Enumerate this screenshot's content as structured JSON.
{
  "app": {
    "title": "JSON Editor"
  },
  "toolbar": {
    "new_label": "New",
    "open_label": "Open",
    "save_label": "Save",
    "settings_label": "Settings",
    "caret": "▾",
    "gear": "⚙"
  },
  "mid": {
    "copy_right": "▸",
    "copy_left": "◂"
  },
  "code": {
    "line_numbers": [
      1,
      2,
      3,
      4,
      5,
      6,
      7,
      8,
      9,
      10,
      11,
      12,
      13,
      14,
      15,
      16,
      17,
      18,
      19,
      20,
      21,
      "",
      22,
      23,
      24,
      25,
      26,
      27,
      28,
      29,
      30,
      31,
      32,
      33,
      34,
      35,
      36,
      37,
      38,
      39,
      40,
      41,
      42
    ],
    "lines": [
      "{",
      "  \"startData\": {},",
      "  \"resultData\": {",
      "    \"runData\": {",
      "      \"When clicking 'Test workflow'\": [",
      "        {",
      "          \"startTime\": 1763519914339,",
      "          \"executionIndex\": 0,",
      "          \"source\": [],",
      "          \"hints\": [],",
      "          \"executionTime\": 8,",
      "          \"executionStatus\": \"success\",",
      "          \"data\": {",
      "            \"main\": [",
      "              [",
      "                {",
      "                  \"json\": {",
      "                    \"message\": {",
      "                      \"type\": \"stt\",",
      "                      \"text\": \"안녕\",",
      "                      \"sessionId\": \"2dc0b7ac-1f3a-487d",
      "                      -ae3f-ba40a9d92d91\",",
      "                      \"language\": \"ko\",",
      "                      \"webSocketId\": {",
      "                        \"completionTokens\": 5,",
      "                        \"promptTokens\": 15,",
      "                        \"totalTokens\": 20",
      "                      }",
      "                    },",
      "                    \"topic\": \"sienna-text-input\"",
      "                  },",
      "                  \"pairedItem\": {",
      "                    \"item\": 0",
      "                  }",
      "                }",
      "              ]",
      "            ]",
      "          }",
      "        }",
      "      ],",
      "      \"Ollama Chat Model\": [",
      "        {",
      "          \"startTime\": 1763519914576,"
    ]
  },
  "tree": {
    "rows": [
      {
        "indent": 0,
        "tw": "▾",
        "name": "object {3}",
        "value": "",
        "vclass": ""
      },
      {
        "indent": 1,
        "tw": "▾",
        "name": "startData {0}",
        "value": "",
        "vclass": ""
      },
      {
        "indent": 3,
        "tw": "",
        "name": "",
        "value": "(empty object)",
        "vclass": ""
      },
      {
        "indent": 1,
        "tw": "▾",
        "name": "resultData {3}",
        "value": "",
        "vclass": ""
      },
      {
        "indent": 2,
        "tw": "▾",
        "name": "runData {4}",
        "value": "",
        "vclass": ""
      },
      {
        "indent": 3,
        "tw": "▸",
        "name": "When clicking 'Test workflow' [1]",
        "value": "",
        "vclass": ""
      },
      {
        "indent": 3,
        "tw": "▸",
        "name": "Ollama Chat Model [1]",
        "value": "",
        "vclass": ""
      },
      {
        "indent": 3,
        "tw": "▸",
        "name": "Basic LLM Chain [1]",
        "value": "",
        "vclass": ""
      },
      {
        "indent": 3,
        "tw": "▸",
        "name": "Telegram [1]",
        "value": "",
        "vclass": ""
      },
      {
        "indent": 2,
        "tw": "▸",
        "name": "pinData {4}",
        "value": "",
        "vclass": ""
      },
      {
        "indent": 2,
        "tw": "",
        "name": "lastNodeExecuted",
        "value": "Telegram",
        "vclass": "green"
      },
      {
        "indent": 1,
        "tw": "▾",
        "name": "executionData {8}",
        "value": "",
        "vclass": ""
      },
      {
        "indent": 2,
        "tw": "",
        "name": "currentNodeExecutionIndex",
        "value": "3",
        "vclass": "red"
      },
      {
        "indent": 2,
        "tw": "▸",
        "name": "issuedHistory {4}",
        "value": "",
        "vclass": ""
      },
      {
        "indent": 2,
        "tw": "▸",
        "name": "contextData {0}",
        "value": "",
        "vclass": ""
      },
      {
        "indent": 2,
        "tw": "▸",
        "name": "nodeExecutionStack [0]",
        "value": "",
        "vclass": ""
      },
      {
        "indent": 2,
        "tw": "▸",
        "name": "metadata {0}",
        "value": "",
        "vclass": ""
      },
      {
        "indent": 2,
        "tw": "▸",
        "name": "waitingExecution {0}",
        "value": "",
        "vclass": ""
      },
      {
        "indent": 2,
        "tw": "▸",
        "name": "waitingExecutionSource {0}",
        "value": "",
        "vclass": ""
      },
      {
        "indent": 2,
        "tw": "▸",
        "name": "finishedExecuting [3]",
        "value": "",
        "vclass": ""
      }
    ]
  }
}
____________
### Task objective
Print out the whole listing exactly as it appears.

### Answer
Enumerate this screenshot's content as structured JSON.
{
  "app": {
    "title": "JSON Editor"
  },
  "toolbar": {
    "new_label": "New",
    "open_label": "Open",
    "save_label": "Save",
    "settings_label": "Settings",
    "caret": "▾",
    "gear": "⚙"
  },
  "mid": {
    "copy_right": "▸",
    "copy_left": "◂"
  },
  "code": {
    "line_numbers": [
      1,
      2,
      3,
      4,
      5,
      6,
      7,
      8,
      9,
      10,
      11,
      12,
      13,
      14,
      15,
      16,
      17,
      18,
      19,
      20,
      21,
      "",
      22,
      23,
      24,
      25,
      26,
      27,
      28,
      29,
      30,
      31,
      32,
      33,
      34,
      35,
      36,
      37,
      38,
      39,
      40,
      41,
      42
    ],
    "lines": [
      "{",
      "  \"startData\": {},",
      "  \"resultData\": {",
      "    \"runData\": {",
      "      \"When clicking 'Test workflow'\": [",
      "        {",
      "          \"startTime\": 1763519914339,",
      "          \"executionIndex\": 0,",
      "          \"source\": [],",
      "          \"hints\": [],",
      "          \"executionTime\": 8,",
      "          \"executionStatus\": \"success\",",
      "          \"data\": {",
      "            \"main\": [",
      "              [",
      "                {",
      "                  \"json\": {",
      "                    \"message\": {",
      "                      \"type\": \"stt\",",
      "                      \"text\": \"안녕\",",
      "                      \"sessionId\": \"2dc0b7ac-1f3a-487d",
      "                      -ae3f-ba40a9d92d91\",",
      "                      \"language\": \"ko\",",
      "                      \"webSocketId\": {",
      "                        \"completionTokens\": 5,",
      "                        \"promptTokens\": 15,",
      "                        \"totalTokens\": 20",
      "                      }",
      "                    },",
      "                    \"topic\": \"sienna-text-input\"",
      "                  },",
      "                  \"pairedItem\": {",
      "                    \"item\": 0",
      "                  }",
      "                }",
      "              ]",
      "            ]",
      "          }",
      "        }",
      "      ],",
      "      \"Ollama Chat Model\": [",
      "        {",
      "          \"startTime\": 1763519914576,"
    ]
  },
  "tree": {
    "rows": [
      {
        "indent": 0,
        "tw": "▾",
        "name": "object {3}",
        "value": "",
        "vclass": ""
      },
      {
        "indent": 1,
        "tw": "▾",
        "name": "startData {0}",
        "value": "",
        "vclass": ""
      },
      {
        "indent": 3,
        "tw": "",
        "name": "",
        "value": "(empty object)",
        "vclass": ""
      },
      {
        "indent": 1,
        "tw": "▾",
        "name": "resultData {3}",
        "value": "",
        "vclass": ""
      },
      {
        "indent": 2,
        "tw": "▾",
        "name": "runData {4}",
        "value": "",
        "vclass": ""
      },
      {
        "indent": 3,
        "tw": "▸",
        "name": "When clicking 'Test workflow' [1]",
        "value": "",
        "vclass": ""
      },
      {
        "indent": 3,
        "tw": "▸",
        "name": "Ollama Chat Model [1]",
        "value": "",
        "vclass": ""
      },
      {
        "indent": 3,
        "tw": "▸",
        "name": "Basic LLM Chain [1]",
        "value": "",
        "vclass": ""
      },
      {
        "indent": 3,
        "tw": "▸",
        "name": "Telegram [1]",
        "value": "",
        "vclass": ""
      },
      {
        "indent": 2,
        "tw": "▸",
        "name": "pinData {4}",
        "value": "",
        "vclass": ""
      },
      {
        "indent": 2,
        "tw": "",
        "name": "lastNodeExecuted",
        "value": "Telegram",
        "vclass": "green"
      },
      {
        "indent": 1,
        "tw": "▾",
        "name": "executionData {8}",
        "value": "",
        "vclass": ""
      },
      {
        "indent": 2,
        "tw": "",
        "name": "currentNodeExecutionIndex",
        "value": "3",
        "vclass": "red"
      },
      {
        "indent": 2,
        "tw": "▸",
        "name": "issuedHistory {4}",
        "value": "",
        "vclass": ""
      },
      {
        "indent": 2,
        "tw": "▸",
        "name": "contextData {0}",
        "value": "",
        "vclass": ""
      },
      {
        "indent": 2,
        "tw": "▸",
        "name": "nodeExecutionStack [0]",
        "value": "",
        "vclass": ""
      },
      {
        "indent": 2,
        "tw": "▸",
        "name": "metadata {0}",
        "value": "",
        "vclass": ""
      },
      {
        "indent": 2,
        "tw": "▸",
        "name": "waitingExecution {0}",
        "value": "",
        "vclass": ""
      },
      {
        "indent": 2,
        "tw": "▸",
        "name": "waitingExecutionSource {0}",
        "value": "",
        "vclass": ""
      },
      {
        "indent": 2,
        "tw": "▸",
        "name": "finishedExecuting [3]",
        "value": "",
        "vclass": ""
      }
    ]
  }
}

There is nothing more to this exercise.